### Problem
Give every line below again, exactly.

### Records for this task
* Start *
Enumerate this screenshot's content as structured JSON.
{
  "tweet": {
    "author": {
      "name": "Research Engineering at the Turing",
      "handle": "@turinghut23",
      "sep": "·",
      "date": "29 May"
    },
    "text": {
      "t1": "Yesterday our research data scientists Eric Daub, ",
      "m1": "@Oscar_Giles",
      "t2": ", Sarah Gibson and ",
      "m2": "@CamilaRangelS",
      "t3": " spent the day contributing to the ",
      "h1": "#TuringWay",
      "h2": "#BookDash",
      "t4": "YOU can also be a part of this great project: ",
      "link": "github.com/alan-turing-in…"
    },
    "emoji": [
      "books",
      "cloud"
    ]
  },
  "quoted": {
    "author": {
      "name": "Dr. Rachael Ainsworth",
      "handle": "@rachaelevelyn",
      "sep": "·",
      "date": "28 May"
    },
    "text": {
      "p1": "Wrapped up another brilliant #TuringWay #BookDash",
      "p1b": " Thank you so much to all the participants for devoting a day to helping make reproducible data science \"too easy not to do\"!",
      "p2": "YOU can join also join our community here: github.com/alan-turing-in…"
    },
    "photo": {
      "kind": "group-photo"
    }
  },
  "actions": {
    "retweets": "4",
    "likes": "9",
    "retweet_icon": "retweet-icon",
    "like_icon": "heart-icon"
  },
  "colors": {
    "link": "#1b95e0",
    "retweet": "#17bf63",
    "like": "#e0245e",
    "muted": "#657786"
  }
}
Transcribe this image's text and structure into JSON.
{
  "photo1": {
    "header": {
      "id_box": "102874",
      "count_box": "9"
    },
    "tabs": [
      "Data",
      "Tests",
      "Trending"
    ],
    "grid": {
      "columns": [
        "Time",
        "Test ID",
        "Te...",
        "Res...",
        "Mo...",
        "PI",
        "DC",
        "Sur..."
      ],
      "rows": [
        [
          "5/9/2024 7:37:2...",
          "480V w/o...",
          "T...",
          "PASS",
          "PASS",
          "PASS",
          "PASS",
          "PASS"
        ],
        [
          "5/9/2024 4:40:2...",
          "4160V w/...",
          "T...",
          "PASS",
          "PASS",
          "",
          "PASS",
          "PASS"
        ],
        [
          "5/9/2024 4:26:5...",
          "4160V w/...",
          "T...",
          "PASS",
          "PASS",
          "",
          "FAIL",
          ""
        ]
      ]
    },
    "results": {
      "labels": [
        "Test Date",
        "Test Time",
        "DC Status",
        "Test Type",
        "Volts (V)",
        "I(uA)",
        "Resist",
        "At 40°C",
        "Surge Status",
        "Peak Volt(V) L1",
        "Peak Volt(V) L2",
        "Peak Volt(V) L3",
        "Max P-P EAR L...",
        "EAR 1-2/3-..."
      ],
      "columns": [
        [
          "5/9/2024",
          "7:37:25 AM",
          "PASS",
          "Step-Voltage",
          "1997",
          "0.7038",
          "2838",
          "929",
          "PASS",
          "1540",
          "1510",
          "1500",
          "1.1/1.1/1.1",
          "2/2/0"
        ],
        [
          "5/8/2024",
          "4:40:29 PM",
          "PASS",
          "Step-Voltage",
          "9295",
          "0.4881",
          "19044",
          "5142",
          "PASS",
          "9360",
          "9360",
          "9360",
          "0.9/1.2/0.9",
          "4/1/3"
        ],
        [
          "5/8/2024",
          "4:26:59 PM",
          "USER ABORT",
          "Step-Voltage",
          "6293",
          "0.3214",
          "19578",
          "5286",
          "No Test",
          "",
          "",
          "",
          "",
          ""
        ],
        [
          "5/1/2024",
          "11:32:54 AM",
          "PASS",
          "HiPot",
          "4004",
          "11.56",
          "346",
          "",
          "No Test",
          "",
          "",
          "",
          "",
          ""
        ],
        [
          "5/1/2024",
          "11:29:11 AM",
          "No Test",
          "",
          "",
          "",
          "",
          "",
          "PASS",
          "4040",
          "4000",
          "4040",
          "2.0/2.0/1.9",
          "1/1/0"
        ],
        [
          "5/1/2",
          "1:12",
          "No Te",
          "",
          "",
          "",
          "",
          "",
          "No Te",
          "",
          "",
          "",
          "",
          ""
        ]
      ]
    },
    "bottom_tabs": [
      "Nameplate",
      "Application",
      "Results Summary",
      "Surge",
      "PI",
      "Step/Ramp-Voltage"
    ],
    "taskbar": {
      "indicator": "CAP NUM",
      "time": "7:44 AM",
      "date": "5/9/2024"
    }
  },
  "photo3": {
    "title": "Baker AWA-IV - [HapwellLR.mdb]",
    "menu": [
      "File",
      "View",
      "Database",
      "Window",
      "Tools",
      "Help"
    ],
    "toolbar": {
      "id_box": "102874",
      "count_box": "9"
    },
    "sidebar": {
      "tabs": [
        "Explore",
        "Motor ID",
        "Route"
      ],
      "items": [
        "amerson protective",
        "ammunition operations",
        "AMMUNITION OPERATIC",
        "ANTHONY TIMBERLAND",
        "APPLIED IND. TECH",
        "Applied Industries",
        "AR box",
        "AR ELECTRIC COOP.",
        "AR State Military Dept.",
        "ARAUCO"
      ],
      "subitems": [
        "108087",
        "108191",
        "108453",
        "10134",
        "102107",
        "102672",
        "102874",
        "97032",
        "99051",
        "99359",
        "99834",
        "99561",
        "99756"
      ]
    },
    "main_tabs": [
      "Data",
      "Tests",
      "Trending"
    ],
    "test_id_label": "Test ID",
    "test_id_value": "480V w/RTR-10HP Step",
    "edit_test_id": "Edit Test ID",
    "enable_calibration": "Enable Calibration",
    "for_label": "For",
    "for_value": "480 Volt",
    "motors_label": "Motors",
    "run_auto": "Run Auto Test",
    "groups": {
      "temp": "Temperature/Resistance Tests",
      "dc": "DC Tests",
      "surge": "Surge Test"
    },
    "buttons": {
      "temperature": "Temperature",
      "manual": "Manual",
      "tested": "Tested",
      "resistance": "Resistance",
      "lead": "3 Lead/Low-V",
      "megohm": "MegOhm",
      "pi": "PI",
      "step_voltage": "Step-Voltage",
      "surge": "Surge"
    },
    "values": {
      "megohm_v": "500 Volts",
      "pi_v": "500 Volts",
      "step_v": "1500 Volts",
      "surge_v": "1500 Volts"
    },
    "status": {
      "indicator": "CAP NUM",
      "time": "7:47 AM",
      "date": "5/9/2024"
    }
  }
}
* End *
### Reply
Enumerate this screenshot's content as structured JSON.
{
  "tweet": {
    "author": {
      "name": "Research Engineering at the Turing",
      "handle": "@turinghut23",
      "sep": "·",
      "date": "29 May"
    },
    "text": {
      "t1": "Yesterday our research data scientists Eric Daub, ",
      "m1": "@Oscar_Giles",
      "t2": ", Sarah Gibson and ",
      "m2": "@CamilaRangelS",
      "t3": " spent the day contributing to the ",
      "h1": "#TuringWay",
      "h2": "#BookDash",
      "t4": "YOU can also be a part of this great project: ",
      "link": "github.com/alan-turing-in…"
    },
    "emoji": [
      "books",
      "cloud"
    ]
  },
  "quoted": {
    "author": {
      "name": "Dr. Rachael Ainsworth",
      "handle": "@rachaelevelyn",
      "sep": "·",
      "date": "28 May"
    },
    "text": {
      "p1": "Wrapped up another brilliant #TuringWay #BookDash",
      "p1b": " Thank you so much to all the participants for devoting a day to helping make reproducible data science \"too easy not to do\"!",
      "p2": "YOU can join also join our community here: github.com/alan-turing-in…"
    },
    "photo": {
      "kind": "group-photo"
    }
  },
  "actions": {
    "retweets": "4",
    "likes": "9",
    "retweet_icon": "retweet-icon",
    "like_icon": "heart-icon"
  },
  "colors": {
    "link": "#1b95e0",
    "retweet": "#17bf63",
    "like": "#e0245e",
    "muted": "#657786"
  }
}
Transcribe this image's text and structure into JSON.
{
  "photo1": {
    "header": {
      "id_box": "102874",
      "count_box": "9"
    },
    "tabs": [
      "Data",
      "Tests",
      "Trending"
    ],
    "grid": {
      "columns": [
        "Time",
        "Test ID",
        "Te...",
        "Res...",
        "Mo...",
        "PI",
        "DC",
        "Sur..."
      ],
      "rows": [
        [
          "5/9/2024 7:37:2...",
          "480V w/o...",
          "T...",
          "PASS",
          "PASS",
          "PASS",
          "PASS",
          "PASS"
        ],
        [
          "5/9/2024 4:40:2...",
          "4160V w/...",
          "T...",
          "PASS",
          "PASS",
          "",
          "PASS",
          "PASS"
        ],
        [
          "5/9/2024 4:26:5...",
          "4160V w/...",
          "T...",
          "PASS",
          "PASS",
          "",
          "FAIL",
          ""
        ]
      ]
    },
    "results": {
      "labels": [
        "Test Date",
        "Test Time",
        "DC Status",
        "Test Type",
        "Volts (V)",
        "I(uA)",
        "Resist",
        "At 40°C",
        "Surge Status",
        "Peak Volt(V) L1",
        "Peak Volt(V) L2",
        "Peak Volt(V) L3",
        "Max P-P EAR L...",
        "EAR 1-2/3-..."
      ],
      "columns": [
        [
          "5/9/2024",
          "7:37:25 AM",
          "PASS",
          "Step-Voltage",
          "1997",
          "0.7038",
          "2838",
          "929",
          "PASS",
          "1540",
          "1510",
          "1500",
          "1.1/1.1/1.1",
          "2/2/0"
        ],
        [
          "5/8/2024",
          "4:40:29 PM",
          "PASS",
          "Step-Voltage",
          "9295",
          "0.4881",
          "19044",
          "5142",
          "PASS",
          "9360",
          "9360",
          "9360",
          "0.9/1.2/0.9",
          "4/1/3"
        ],
        [
          "5/8/2024",
          "4:26:59 PM",
          "USER ABORT",
          "Step-Voltage",
          "6293",
          "0.3214",
          "19578",
          "5286",
          "No Test",
          "",
          "",
          "",
          "",
          ""
        ],
        [
          "5/1/2024",
          "11:32:54 AM",
          "PASS",
          "HiPot",
          "4004",
          "11.56",
          "346",
          "",
          "No Test",
          "",
          "",
          "",
          "",
          ""
        ],
        [
          "5/1/2024",
          "11:29:11 AM",
          "No Test",
          "",
          "",
          "",
          "",
          "",
          "PASS",
          "4040",
          "4000",
          "4040",
          "2.0/2.0/1.9",
          "1/1/0"
        ],
        [
          "5/1/2",
          "1:12",
          "No Te",
          "",
          "",
          "",
          "",
          "",
          "No Te",
          "",
          "",
          "",
          "",
          ""
        ]
      ]
    },
    "bottom_tabs": [
      "Nameplate",
      "Application",
      "Results Summary",
      "Surge",
      "PI",
      "Step/Ramp-Voltage"
    ],
    "taskbar": {
      "indicator": "CAP NUM",
      "time": "7:44 AM",
      "date": "5/9/2024"
    }
  },
  "photo3": {
    "title": "Baker AWA-IV - [HapwellLR.mdb]",
    "menu": [
      "File",
      "View",
      "Database",
      "Window",
      "Tools",
      "Help"
    ],
    "toolbar": {
      "id_box": "102874",
      "count_box": "9"
    },
    "sidebar": {
      "tabs": [
        "Explore",
        "Motor ID",
        "Route"
      ],
      "items": [
        "amerson protective",
        "ammunition operations",
        "AMMUNITION OPERATIC",
        "ANTHONY TIMBERLAND",
        "APPLIED IND. TECH",
        "Applied Industries",
        "AR box",
        "AR ELECTRIC COOP.",
        "AR State Military Dept.",
        "ARAUCO"
      ],
      "subitems": [
        "108087",
        "108191",
        "108453",
        "10134",
        "102107",
        "102672",
        "102874",
        "97032",
        "99051",
        "99359",
        "99834",
        "99561",
        "99756"
      ]
    },
    "main_tabs": [
      "Data",
      "Tests",
      "Trending"
    ],
    "test_id_label": "Test ID",
    "test_id_value": "480V w/RTR-10HP Step",
    "edit_test_id": "Edit Test ID",
    "enable_calibration": "Enable Calibration",
    "for_label": "For",
    "for_value": "480 Volt",
    "motors_label": "Motors",
    "run_auto": "Run Auto Test",
    "groups": {
      "temp": "Temperature/Resistance Tests",
      "dc": "DC Tests",
      "surge": "Surge Test"
    },
    "buttons": {
      "temperature": "Temperature",
      "manual": "Manual",
      "tested": "Tested",
      "resistance": "Resistance",
      "lead": "3 Lead/Low-V",
      "megohm": "MegOhm",
      "pi": "PI",
      "step_voltage": "Step-Voltage",
      "surge": "Surge"
    },
    "values": {
      "megohm_v": "500 Volts",
      "pi_v": "500 Volts",
      "step_v": "1500 Volts",
      "surge_v": "1500 Volts"
    },
    "status": {
      "indicator": "CAP NUM",
      "time": "7:47 AM",
      "date": "5/9/2024"
    }
  }
}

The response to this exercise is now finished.